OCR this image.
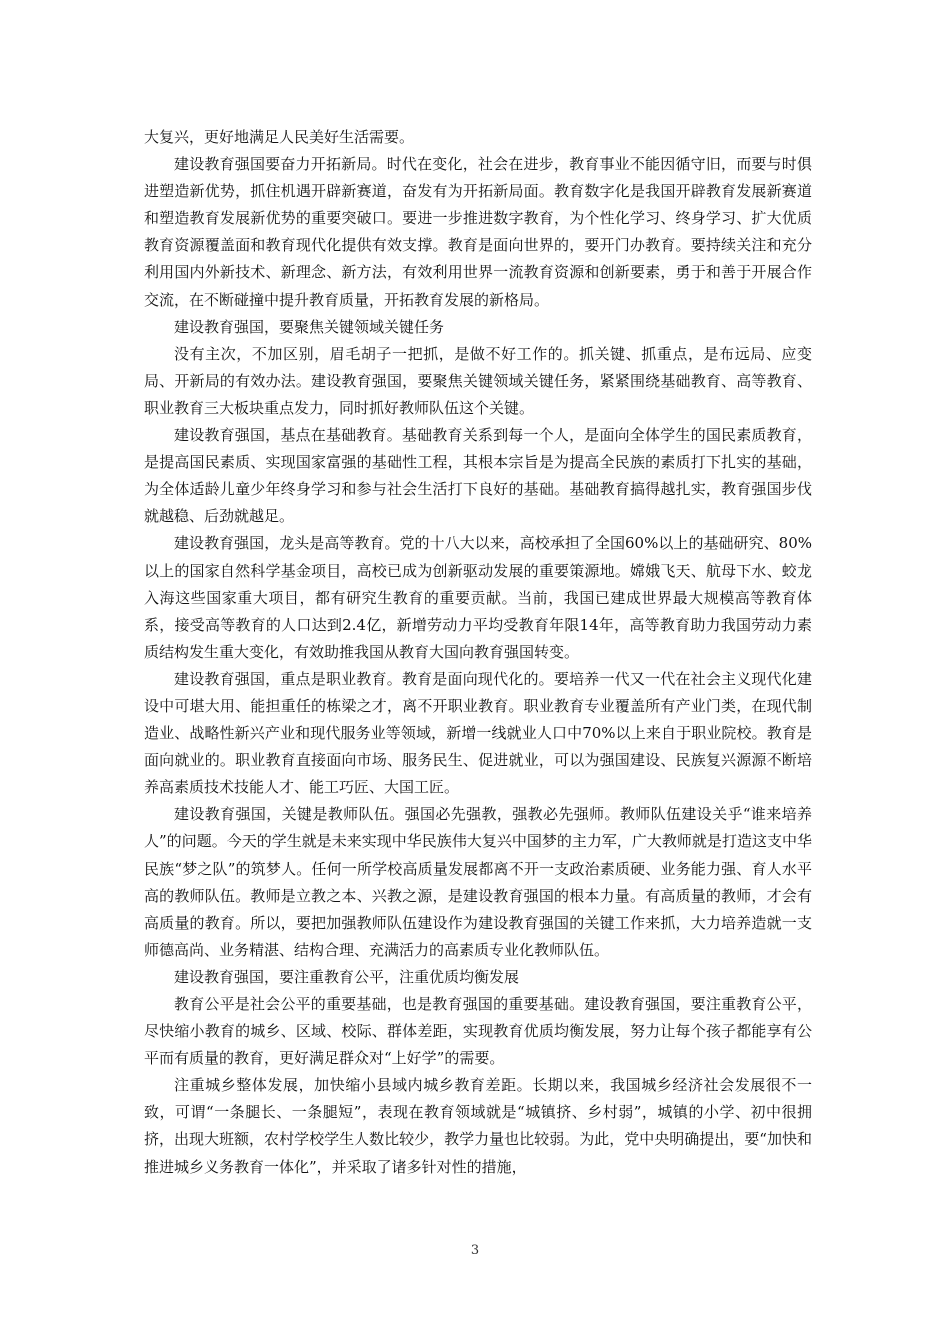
大复兴，更好地满足人民美好生活需要。

建设教育强国要奋力开拓新局。时代在变化，社会在进步，教育事业不能因循守旧，而要与时俱进塑造新优势，抓住机遇开辟新赛道，奋发有为开拓新局面。教育数字化是我国开辟教育发展新赛道和塑造教育发展新优势的重要突破口。要进一步推进数字教育，为个性化学习、终身学习、扩大优质教育资源覆盖面和教育现代化提供有效支撑。教育是面向世界的，要开门办教育。要持续关注和充分利用国内外新技术、新理念、新方法，有效利用世界一流教育资源和创新要素，勇于和善于开展合作交流，在不断碰撞中提升教育质量，开拓教育发展的新格局。

建设教育强国，要聚焦关键领域关键任务

没有主次，不加区别，眉毛胡子一把抓，是做不好工作的。抓关键、抓重点，是布远局、应变局、开新局的有效办法。建设教育强国，要聚焦关键领域关键任务，紧紧围绕基础教育、高等教育、职业教育三大板块重点发力，同时抓好教师队伍这个关键。

建设教育强国，基点在基础教育。基础教育关系到每一个人，是面向全体学生的国民素质教育，是提高国民素质、实现国家富强的基础性工程，其根本宗旨是为提高全民族的素质打下扎实的基础，为全体适龄儿童少年终身学习和参与社会生活打下良好的基础。基础教育搞得越扎实，教育强国步伐就越稳、后劲就越足。

建设教育强国，龙头是高等教育。党的十八大以来，高校承担了全国60%以上的基础研究、80%以上的国家自然科学基金项目，高校已成为创新驱动发展的重要策源地。嫦娥飞天、航母下水、蛟龙入海这些国家重大项目，都有研究生教育的重要贡献。当前，我国已建成世界最大规模高等教育体系，接受高等教育的人口达到2.4亿，新增劳动力平均受教育年限14年，高等教育助力我国劳动力素质结构发生重大变化，有效助推我国从教育大国向教育强国转变。

建设教育强国，重点是职业教育。教育是面向现代化的。要培养一代又一代在社会主义现代化建设中可堪大用、能担重任的栋梁之才，离不开职业教育。职业教育专业覆盖所有产业门类，在现代制造业、战略性新兴产业和现代服务业等领域，新增一线就业人口中70%以上来自于职业院校。教育是面向就业的。职业教育直接面向市场、服务民生、促进就业，可以为强国建设、民族复兴源源不断培养高素质技术技能人才、能工巧匠、大国工匠。

建设教育强国，关键是教师队伍。强国必先强教，强教必先强师。教师队伍建设关乎“谁来培养人”的问题。今天的学生就是未来实现中华民族伟大复兴中国梦的主力军，广大教师就是打造这支中华民族“梦之队”的筑梦人。任何一所学校高质量发展都离不开一支政治素质硬、业务能力强、育人水平高的教师队伍。教师是立教之本、兴教之源，是建设教育强国的根本力量。有高质量的教师，才会有高质量的教育。所以，要把加强教师队伍建设作为建设教育强国的关键工作来抓，大力培养造就一支师德高尚、业务精湛、结构合理、充满活力的高素质专业化教师队伍。

建设教育强国，要注重教育公平，注重优质均衡发展

教育公平是社会公平的重要基础，也是教育强国的重要基础。建设教育强国，要注重教育公平，尽快缩小教育的城乡、区域、校际、群体差距，实现教育优质均衡发展，努力让每个孩子都能享有公平而有质量的教育，更好满足群众对“上好学”的需要。

注重城乡整体发展，加快缩小县域内城乡教育差距。长期以来，我国城乡经济社会发展很不一致，可谓“一条腿长、一条腿短”，表现在教育领域就是“城镇挤、乡村弱”，城镇的小学、初中很拥挤，出现大班额，农村学校学生人数比较少，教学力量也比较弱。为此，党中央明确提出，要“加快和推进城乡义务教育一体化”，并采取了诸多针对性的措施，

3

══════

◆ **Goal**:
Read the entries above, then pull out the lines that include "要聚焦关键领域关键任务".

◆ **Response to this exercise**:
建设教育强国，要聚焦关键领域关键任务
没有主次，不加区别，眉毛胡子一把抓，是做不好工作的。抓关键、抓重点，是布远局、应变局、开新局的有效办法。建设教育强国，要聚焦关键领域关键任务，紧紧围绕基础教育、高等教育、职业教育三大板块重点发力，同时抓好教师队伍这个关键。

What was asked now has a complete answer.